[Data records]
◇ ◇ ◇

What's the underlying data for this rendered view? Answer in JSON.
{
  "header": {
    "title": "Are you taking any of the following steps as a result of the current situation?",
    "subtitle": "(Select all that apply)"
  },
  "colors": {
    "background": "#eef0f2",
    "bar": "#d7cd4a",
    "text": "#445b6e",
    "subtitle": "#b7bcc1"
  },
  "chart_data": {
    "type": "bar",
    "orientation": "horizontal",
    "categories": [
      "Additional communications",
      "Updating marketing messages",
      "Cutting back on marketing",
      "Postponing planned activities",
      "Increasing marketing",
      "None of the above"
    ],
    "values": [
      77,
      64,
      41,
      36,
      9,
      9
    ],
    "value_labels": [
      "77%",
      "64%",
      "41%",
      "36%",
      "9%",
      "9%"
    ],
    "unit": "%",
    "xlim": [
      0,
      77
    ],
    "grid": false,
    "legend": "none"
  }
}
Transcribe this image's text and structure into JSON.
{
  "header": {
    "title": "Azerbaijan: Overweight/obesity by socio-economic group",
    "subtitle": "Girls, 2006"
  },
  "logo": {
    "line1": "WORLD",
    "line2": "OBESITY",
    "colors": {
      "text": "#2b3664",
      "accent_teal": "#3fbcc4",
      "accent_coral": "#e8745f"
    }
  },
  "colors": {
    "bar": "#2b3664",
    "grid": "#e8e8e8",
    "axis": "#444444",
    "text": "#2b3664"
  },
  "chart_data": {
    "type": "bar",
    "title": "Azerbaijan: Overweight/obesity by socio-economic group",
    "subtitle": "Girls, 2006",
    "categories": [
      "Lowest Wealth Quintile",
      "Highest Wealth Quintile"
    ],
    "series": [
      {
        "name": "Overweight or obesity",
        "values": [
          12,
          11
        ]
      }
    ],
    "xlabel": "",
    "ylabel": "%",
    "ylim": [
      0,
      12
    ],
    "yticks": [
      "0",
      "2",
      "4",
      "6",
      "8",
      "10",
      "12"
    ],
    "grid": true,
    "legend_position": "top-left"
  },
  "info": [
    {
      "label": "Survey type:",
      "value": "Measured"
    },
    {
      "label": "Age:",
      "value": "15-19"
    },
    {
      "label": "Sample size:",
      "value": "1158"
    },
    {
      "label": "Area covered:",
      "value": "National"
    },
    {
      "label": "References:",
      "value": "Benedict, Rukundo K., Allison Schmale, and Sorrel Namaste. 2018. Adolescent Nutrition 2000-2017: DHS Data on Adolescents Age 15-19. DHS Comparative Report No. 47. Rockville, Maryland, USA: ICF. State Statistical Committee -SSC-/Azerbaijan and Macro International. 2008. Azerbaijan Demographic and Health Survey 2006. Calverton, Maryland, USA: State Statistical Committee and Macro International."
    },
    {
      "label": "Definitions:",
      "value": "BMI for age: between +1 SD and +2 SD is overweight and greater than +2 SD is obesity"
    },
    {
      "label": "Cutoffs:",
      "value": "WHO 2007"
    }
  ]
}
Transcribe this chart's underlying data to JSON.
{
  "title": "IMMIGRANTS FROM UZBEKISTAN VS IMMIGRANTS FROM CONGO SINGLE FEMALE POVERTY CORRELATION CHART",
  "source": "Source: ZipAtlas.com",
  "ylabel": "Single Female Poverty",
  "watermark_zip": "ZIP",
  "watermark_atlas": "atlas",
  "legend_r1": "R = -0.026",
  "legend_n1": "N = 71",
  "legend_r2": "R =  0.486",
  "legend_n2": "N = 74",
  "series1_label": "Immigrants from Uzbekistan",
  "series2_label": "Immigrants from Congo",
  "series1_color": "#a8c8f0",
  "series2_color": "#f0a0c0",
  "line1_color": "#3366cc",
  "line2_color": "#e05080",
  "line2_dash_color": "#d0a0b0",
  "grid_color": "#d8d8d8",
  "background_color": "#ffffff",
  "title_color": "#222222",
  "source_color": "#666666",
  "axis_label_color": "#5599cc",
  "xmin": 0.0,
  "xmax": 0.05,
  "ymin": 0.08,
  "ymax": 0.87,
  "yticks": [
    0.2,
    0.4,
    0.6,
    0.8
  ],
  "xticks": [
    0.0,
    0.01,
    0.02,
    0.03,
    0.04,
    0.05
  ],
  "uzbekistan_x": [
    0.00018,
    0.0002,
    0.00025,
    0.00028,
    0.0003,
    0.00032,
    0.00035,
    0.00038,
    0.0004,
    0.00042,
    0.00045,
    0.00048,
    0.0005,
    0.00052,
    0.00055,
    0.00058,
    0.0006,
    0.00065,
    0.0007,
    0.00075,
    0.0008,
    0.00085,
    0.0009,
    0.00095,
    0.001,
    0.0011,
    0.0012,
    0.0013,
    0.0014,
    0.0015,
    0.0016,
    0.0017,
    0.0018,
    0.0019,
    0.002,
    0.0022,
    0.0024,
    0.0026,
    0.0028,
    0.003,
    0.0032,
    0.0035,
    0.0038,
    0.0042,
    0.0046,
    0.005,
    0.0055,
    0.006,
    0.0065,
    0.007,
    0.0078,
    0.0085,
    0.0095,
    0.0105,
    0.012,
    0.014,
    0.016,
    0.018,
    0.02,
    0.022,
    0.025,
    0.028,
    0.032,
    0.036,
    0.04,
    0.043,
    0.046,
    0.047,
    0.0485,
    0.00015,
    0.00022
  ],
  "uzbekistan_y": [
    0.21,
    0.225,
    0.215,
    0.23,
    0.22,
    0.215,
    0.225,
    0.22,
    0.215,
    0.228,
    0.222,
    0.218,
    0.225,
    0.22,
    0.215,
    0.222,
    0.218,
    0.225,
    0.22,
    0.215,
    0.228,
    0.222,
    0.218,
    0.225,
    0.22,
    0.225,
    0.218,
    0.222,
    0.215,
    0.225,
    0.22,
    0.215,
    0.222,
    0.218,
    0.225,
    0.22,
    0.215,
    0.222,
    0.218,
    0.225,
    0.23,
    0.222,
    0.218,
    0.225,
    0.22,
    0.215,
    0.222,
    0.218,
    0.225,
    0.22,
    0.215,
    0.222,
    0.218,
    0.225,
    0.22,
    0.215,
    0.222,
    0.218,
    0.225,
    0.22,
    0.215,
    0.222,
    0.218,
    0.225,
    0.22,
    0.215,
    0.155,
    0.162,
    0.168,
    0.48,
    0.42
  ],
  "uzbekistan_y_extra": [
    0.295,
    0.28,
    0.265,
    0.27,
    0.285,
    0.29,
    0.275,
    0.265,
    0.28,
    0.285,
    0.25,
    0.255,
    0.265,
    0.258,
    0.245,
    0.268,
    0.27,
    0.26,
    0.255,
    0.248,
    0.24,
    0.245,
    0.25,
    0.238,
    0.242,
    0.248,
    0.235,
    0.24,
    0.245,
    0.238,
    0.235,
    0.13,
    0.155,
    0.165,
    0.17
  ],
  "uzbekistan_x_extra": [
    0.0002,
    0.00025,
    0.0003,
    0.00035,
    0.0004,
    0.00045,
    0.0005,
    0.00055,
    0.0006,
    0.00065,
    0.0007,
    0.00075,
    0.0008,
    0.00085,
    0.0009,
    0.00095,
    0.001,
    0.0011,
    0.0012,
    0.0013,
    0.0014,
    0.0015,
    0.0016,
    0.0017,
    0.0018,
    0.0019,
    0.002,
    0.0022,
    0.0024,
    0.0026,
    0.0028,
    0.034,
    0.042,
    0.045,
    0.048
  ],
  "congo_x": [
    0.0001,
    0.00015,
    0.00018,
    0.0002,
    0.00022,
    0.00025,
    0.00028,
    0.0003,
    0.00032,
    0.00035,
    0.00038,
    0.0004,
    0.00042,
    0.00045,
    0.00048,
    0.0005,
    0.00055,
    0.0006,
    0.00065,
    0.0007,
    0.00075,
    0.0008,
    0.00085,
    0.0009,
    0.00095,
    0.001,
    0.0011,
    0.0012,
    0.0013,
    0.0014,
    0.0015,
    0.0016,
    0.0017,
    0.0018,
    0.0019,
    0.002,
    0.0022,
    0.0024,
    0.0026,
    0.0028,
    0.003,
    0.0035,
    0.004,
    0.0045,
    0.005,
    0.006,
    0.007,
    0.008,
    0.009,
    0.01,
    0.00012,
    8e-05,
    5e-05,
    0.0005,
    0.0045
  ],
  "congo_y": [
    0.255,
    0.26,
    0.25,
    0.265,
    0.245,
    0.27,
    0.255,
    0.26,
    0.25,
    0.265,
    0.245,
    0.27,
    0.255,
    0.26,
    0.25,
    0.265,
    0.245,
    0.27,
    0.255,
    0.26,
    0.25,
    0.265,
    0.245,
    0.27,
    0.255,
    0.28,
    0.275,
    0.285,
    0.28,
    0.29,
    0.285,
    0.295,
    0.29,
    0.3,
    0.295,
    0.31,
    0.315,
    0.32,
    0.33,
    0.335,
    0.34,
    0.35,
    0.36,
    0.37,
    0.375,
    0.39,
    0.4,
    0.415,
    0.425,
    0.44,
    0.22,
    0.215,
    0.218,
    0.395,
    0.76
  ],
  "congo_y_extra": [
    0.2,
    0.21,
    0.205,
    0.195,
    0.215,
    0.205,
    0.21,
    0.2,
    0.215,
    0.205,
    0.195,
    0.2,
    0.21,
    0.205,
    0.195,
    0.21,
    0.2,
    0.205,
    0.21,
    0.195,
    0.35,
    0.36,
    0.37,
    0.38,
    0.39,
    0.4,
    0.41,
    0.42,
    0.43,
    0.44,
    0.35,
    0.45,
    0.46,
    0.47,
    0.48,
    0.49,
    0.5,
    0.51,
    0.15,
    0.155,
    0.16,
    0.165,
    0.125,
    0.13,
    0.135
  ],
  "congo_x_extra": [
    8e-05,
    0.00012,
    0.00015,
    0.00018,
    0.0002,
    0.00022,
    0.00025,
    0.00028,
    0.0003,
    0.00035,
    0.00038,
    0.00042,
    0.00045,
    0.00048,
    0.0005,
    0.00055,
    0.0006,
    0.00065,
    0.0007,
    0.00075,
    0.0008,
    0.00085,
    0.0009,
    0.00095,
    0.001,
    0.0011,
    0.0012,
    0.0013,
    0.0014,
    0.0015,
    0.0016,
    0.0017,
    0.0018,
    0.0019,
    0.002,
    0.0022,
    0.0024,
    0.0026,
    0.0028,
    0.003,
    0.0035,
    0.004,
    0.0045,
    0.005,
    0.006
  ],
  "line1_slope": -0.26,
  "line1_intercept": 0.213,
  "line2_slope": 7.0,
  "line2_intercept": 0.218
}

◇ ◇ ◇

Stated task :: Gather each line in these records that contains the string "Wealth".

Expected answer ::
      "Lowest Wealth Quintile",
      "Highest Wealth Quintile"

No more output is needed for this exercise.